Work required:
Write out the data again in full, exactly as it reads.

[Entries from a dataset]

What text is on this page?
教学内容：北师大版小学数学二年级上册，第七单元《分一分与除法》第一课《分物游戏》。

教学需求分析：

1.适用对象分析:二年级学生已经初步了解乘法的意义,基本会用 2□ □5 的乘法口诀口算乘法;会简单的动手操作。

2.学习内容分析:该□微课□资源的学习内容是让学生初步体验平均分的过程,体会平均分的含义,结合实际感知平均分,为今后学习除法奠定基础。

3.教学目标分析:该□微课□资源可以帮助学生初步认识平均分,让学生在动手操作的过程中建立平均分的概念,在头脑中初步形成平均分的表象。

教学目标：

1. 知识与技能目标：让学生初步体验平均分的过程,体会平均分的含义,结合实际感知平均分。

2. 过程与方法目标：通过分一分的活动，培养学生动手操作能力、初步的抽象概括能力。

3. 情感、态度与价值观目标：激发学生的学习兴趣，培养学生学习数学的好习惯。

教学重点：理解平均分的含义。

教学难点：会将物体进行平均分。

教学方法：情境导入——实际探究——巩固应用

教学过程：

Complete response:
What text is on this page?
教学内容：北师大版小学数学二年级上册，第七单元《分一分与除法》第一课《分物游戏》。

教学需求分析：

1.适用对象分析:二年级学生已经初步了解乘法的意义,基本会用 2□ □5 的乘法口诀口算乘法;会简单的动手操作。

2.学习内容分析:该□微课□资源的学习内容是让学生初步体验平均分的过程,体会平均分的含义,结合实际感知平均分,为今后学习除法奠定基础。

3.教学目标分析:该□微课□资源可以帮助学生初步认识平均分,让学生在动手操作的过程中建立平均分的概念,在头脑中初步形成平均分的表象。

教学目标：

1. 知识与技能目标：让学生初步体验平均分的过程,体会平均分的含义,结合实际感知平均分。

2. 过程与方法目标：通过分一分的活动，培养学生动手操作能力、初步的抽象概括能力。

3. 情感、态度与价值观目标：激发学生的学习兴趣，培养学生学习数学的好习惯。

教学重点：理解平均分的含义。

教学难点：会将物体进行平均分。

教学方法：情境导入——实际探究——巩固应用

教学过程：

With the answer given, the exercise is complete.